• Problem to solve: Where a line in the listing contains the string "image", copy that line out.
——————
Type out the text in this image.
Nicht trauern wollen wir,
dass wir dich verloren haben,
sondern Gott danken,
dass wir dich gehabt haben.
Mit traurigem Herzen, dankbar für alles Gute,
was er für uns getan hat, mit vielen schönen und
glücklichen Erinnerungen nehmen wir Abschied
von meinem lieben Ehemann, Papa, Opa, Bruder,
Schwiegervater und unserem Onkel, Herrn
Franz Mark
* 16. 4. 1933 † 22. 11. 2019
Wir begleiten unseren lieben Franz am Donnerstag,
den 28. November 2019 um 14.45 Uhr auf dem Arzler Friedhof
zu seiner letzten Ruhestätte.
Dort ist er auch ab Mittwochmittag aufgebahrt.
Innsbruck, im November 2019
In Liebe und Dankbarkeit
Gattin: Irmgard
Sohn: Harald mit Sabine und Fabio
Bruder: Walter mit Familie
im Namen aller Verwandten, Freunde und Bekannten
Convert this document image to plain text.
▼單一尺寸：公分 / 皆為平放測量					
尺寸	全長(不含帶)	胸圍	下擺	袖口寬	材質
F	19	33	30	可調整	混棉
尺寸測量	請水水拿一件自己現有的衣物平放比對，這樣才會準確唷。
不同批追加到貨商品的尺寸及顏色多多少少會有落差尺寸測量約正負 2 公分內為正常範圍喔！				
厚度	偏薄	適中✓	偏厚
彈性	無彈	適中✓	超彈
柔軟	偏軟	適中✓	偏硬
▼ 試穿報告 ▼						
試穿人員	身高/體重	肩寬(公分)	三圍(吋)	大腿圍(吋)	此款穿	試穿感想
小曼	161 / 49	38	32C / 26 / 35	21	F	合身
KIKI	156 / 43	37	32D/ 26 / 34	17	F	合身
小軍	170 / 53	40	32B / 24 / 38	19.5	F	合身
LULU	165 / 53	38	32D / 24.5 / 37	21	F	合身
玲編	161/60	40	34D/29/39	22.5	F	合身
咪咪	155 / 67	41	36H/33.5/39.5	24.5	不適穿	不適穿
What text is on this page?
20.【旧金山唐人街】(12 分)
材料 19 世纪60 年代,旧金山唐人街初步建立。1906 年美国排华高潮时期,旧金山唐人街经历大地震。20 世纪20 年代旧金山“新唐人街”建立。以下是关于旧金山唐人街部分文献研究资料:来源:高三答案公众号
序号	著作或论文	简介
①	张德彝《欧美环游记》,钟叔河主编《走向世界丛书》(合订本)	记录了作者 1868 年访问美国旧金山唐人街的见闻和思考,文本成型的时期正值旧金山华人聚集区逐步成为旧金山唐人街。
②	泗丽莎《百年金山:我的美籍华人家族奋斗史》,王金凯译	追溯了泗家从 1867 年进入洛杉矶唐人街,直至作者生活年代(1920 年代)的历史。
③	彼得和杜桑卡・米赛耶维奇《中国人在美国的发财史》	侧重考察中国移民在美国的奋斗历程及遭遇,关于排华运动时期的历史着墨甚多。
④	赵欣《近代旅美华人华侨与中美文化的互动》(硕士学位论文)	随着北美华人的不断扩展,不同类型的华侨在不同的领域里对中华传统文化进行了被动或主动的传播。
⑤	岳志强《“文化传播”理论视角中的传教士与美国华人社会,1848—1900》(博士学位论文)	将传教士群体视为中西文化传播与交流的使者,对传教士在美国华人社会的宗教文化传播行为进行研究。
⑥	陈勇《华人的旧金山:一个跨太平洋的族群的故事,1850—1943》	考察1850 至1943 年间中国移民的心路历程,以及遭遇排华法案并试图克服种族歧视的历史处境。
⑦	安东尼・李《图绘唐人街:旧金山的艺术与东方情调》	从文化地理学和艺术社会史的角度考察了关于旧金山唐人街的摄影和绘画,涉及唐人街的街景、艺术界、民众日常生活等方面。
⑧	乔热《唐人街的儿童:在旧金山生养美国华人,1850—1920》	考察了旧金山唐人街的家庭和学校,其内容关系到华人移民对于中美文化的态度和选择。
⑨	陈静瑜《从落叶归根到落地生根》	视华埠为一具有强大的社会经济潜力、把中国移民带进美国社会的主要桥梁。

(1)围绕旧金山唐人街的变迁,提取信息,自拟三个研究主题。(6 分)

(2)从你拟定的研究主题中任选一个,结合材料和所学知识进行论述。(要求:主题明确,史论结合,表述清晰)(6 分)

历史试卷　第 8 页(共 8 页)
——————
• Output of the exercise:
Type out the text in this image.
Convert this document image to plain text.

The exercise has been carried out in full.